(Text segment)

Revenues at self-invested personal pension (SIPP) specialist Curtis Banks almost doubled during the first half of 2017, boosted by last year’s acquisition of Ipswich-based Suffolk Life.

East Anglian Daily Times: Rupert Curtis, group chief executive of Curtis Banks. Picture: Phil MorleyRupert Curtis, group chief executive of Curtis Banks. Picture: Phil Morley (Image: Archant)

Curtis Banks, now one of the UK’s leading SIPP providers following a series of acquisitions, said operating revenue for the six months to June 30 came in at £21.4m – an increase of 98% on the same period a year ago.

The figure includes a full six-month contribution from Suffolk Life, which was acquired by Curtis Banks from Legal & General (L&G) towards the end of last year’s first half, in a deal valued at £45m.

The number of SIPPs and the value of assets under administration rose to 74,900 and £23.1bn respectively, also benefiting from strong organic growth, and pre-tax operating profits grew by 85% to £5m.

Rupert Curtis, group chief executive, said: “The first half of 2017 has been extremely active for Curtis Banks and we have made substantial progress against our strategic objectives.

East Anglian Daily Times: Will Self, chief executive at Suffolk Life. Picture: Ed GageWill Self, chief executive at Suffolk Life. Picture: Ed Gage (Image: Ed Gage)

“Our SIPP numbers continue to grow through high levels of organic growth and we now administer over 75,000 SIPPs with over £23bn of assets. This growth is reflected in our strong financial results, which also show the full benefit of our acquisition of Suffolk Life.”

He added: “The integration of Suffolk Life continues apace and we have established a group management committee and new group brand. We have also made considerable progress in rationalising our office network and delivering efficiencies.

“As in previous years, we expect performance will be weighted towards the second half of the year and we remain confident about delivering further profitable growth in the future.”

For the 12 months to December 31, 2016, Curtis Banks reported operating revenue of £29.7m, up from £17m the previous year, with pre-tax operating profit rising from £6m to £7.1m.

(End Text segment)
(Stored data)

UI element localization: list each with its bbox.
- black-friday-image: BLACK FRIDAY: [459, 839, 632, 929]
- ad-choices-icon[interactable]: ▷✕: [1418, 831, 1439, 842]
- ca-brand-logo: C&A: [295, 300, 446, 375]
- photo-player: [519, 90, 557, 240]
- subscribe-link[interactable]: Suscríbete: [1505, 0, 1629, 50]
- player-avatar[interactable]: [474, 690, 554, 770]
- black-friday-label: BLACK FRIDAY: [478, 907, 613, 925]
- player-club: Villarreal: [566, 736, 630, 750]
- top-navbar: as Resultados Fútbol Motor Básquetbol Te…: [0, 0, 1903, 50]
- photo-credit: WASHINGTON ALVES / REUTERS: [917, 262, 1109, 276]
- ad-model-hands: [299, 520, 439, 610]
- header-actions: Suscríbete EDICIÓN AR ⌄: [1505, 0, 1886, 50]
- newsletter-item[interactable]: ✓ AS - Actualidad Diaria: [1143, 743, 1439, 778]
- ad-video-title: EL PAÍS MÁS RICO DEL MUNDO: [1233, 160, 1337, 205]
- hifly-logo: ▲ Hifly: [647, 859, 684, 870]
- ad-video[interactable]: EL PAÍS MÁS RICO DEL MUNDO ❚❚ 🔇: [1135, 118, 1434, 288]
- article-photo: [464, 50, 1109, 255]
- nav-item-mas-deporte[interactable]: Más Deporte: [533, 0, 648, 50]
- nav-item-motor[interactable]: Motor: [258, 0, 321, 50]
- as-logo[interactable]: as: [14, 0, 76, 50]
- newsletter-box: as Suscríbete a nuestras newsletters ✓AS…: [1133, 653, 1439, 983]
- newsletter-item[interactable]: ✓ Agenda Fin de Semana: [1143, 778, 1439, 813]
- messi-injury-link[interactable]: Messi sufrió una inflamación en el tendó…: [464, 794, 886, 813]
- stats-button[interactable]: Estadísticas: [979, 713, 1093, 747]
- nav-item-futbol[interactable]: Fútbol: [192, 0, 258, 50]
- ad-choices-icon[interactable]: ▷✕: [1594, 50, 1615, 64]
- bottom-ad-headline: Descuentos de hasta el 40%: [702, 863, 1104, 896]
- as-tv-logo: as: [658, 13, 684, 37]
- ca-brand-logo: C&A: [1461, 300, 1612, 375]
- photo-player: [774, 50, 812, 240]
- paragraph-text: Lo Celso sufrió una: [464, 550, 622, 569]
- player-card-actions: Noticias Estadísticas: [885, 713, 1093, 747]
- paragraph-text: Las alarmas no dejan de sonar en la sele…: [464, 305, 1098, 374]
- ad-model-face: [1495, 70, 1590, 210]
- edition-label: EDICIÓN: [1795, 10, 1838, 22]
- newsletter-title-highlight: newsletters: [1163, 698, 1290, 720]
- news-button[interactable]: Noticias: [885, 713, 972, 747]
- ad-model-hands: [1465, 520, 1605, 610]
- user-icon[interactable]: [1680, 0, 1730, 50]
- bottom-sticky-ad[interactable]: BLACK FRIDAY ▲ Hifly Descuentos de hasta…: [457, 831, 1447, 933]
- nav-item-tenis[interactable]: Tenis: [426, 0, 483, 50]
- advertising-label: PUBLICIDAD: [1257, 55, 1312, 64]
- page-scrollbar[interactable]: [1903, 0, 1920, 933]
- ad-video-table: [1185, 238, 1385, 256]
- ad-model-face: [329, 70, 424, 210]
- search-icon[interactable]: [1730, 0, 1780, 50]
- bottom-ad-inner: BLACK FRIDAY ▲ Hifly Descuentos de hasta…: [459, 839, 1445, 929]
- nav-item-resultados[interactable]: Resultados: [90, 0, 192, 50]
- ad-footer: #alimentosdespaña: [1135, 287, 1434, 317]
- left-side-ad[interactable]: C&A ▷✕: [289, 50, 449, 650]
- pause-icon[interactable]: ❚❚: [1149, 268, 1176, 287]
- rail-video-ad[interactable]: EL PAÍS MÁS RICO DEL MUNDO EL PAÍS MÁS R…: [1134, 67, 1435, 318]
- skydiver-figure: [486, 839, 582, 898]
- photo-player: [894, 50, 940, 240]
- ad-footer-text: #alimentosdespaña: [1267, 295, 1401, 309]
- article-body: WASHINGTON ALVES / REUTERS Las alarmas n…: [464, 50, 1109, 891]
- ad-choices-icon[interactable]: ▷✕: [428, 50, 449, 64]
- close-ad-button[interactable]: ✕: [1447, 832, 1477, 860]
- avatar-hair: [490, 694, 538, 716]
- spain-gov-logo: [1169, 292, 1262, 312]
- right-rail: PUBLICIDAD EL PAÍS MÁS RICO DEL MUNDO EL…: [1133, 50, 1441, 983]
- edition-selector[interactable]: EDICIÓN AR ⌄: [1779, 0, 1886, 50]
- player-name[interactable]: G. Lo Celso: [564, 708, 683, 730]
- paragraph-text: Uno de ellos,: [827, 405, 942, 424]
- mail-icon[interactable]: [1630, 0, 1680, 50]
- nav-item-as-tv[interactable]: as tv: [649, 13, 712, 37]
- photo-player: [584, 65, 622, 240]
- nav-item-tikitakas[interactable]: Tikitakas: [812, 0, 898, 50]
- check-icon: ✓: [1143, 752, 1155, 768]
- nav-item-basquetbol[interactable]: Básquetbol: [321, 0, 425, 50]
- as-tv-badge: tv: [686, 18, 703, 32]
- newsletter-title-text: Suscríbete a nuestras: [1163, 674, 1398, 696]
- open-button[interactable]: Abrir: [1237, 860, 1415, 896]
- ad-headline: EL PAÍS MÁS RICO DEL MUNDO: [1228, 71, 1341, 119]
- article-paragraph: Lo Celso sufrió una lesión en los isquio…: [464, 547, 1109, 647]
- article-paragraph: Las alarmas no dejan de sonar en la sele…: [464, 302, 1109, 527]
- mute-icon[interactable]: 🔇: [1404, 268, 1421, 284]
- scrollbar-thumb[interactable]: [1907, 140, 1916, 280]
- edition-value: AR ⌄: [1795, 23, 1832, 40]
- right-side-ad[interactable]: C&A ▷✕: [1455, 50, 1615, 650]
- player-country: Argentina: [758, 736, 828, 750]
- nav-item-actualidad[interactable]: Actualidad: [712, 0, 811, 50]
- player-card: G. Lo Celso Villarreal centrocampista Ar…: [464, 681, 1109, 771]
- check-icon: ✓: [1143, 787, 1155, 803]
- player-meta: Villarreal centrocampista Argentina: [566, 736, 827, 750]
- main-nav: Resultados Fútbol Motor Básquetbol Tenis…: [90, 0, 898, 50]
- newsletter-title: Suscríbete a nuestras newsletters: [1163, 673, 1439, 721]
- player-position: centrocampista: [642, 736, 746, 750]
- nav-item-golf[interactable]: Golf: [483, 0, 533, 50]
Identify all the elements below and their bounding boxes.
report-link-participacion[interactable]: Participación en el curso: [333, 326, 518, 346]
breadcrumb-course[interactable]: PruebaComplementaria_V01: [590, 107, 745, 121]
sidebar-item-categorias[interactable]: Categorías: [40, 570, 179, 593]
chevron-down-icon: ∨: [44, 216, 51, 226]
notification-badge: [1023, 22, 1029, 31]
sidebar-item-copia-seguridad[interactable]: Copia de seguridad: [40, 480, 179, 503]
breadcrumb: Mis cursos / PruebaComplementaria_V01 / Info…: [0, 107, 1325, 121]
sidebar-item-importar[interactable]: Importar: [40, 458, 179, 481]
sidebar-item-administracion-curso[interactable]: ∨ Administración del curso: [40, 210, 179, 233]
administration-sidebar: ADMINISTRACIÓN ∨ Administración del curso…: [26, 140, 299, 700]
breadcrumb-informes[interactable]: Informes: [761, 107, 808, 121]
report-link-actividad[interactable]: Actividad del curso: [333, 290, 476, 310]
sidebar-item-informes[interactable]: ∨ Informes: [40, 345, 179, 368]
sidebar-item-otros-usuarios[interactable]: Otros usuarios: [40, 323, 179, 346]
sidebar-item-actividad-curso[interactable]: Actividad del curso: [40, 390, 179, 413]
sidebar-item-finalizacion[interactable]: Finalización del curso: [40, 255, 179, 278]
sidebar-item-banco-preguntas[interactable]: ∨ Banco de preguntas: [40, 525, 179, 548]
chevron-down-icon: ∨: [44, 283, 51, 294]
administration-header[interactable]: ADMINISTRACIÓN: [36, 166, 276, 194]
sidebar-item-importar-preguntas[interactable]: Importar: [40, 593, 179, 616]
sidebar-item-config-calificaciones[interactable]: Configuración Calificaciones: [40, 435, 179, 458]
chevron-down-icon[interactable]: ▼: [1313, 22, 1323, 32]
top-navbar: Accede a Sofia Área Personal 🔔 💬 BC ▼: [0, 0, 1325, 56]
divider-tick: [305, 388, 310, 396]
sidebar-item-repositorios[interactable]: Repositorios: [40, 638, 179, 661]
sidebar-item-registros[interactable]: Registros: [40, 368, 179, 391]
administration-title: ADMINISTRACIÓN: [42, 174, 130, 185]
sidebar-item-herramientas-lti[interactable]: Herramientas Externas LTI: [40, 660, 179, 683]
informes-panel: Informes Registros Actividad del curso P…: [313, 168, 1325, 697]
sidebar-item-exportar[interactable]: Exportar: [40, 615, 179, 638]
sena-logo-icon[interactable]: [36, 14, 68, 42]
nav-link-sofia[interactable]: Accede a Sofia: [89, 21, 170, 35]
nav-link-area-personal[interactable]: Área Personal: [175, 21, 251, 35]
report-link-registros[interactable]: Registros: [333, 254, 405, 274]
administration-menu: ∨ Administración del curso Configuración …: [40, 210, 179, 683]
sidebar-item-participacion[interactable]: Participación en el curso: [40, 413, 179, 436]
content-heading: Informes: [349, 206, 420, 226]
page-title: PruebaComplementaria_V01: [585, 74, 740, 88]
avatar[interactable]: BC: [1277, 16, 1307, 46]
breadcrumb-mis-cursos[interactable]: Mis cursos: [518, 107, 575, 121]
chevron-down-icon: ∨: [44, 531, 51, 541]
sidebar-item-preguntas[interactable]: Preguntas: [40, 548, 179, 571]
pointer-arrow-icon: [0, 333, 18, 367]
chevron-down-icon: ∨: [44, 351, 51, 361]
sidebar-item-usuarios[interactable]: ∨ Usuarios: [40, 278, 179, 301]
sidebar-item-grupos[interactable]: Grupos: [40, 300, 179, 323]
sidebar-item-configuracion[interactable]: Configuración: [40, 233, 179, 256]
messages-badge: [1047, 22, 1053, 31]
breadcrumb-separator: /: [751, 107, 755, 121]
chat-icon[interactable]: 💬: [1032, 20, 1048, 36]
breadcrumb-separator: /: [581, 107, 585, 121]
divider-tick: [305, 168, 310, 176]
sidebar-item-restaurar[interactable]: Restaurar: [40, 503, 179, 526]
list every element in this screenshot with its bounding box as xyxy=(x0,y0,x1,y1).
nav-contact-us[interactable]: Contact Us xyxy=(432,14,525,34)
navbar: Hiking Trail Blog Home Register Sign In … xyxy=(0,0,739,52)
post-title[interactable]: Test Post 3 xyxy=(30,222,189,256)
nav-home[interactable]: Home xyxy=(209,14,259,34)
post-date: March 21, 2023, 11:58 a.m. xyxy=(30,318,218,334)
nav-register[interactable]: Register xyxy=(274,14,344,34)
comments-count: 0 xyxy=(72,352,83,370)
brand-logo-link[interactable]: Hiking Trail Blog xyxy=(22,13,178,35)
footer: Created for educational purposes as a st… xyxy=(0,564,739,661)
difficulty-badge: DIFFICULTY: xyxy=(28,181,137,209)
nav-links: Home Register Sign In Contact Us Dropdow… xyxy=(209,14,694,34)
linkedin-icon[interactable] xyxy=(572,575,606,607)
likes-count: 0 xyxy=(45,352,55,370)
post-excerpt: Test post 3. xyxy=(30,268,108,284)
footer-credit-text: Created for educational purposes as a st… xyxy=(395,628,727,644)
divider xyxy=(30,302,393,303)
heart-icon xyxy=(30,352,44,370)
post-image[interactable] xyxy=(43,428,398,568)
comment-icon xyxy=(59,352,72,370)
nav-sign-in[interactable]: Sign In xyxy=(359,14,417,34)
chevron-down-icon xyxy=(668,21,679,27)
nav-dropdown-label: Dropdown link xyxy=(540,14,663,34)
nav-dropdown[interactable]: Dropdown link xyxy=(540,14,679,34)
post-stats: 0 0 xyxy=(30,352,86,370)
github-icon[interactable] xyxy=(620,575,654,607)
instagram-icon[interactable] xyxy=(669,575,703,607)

(End Stored data)

## Required action 1
According to the Curtis Banks results article, what was the deal for Suffolk Life valued at?
## Required action 2
Extend the article on Curtis Banks' first-half results with a few more paragraphs that pick up after its last sentence.
The rows have nothing to do with the Curtis Banks article.

## Output 1
£45m.

## Output 2
Curtis Banks’ deal to buy Suffolk Life from L&G was announced in January last year but was not completed until May, following regulatory clearance.

Will Self, chief executive of Suffolk Life and group deputy chief executive, said: “It has now been over a year since Suffolk Life became part of the Curtis Banks group and the acquisition has helped propel the business forward.

“The new group-wide brand which is beginning to be rolled out across the entire organisation both internally and externally, reflects the strong culture and ambition of the entire group, and is a first visible step towards a single market presence and improved product and service proposition.”

Curtis Banks also announced today that Chris Macdonald has been appointed non-executive chairman, taking over the helm from executive chairman and co-founder Chris Banks.

Rupert Curtis thanked Mr Banks “for the determination, spirit and intellect that he has demonstrated consistently since we founded Curtis Banks from a standing start in 2009”.

He added: “Chris’s huge knowledge and experience will not be lost to the group, and I am delighted that he will continue to be involved in the growth of our business in the role of founder and strategic adviser.

“I am equally delighted that Chris Macdonald has agreed to step up to the role of chairman. Chris is uniquely positioned for this role having founded a highly successful listed wealth management business. He has worked in the financial services industry since 1982 and we will all benefit from his considerable experience.”